Written exercise: Repeat every record below exactly as written.

Exercise data:
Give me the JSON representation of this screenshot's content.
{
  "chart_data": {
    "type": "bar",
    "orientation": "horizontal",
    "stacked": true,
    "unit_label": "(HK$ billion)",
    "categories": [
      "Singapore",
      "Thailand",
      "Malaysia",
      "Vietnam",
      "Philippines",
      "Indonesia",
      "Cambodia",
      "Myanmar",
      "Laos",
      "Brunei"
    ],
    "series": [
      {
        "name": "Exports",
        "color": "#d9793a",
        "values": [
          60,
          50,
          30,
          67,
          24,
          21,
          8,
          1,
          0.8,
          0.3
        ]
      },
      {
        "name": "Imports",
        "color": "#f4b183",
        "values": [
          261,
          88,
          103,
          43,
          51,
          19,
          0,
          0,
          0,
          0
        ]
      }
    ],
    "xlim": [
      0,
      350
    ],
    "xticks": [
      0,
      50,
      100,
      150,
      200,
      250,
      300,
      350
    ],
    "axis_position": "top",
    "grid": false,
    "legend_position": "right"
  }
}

Worked solution:
Give me the JSON representation of this screenshot's content.
{
  "chart_data": {
    "type": "bar",
    "orientation": "horizontal",
    "stacked": true,
    "unit_label": "(HK$ billion)",
    "categories": [
      "Singapore",
      "Thailand",
      "Malaysia",
      "Vietnam",
      "Philippines",
      "Indonesia",
      "Cambodia",
      "Myanmar",
      "Laos",
      "Brunei"
    ],
    "series": [
      {
        "name": "Exports",
        "color": "#d9793a",
        "values": [
          60,
          50,
          30,
          67,
          24,
          21,
          8,
          1,
          0.8,
          0.3
        ]
      },
      {
        "name": "Imports",
        "color": "#f4b183",
        "values": [
          261,
          88,
          103,
          43,
          51,
          19,
          0,
          0,
          0,
          0
        ]
      }
    ],
    "xlim": [
      0,
      350
    ],
    "xticks": [
      0,
      50,
      100,
      150,
      200,
      250,
      300,
      350
    ],
    "axis_position": "top",
    "grid": false,
    "legend_position": "right"
  }
}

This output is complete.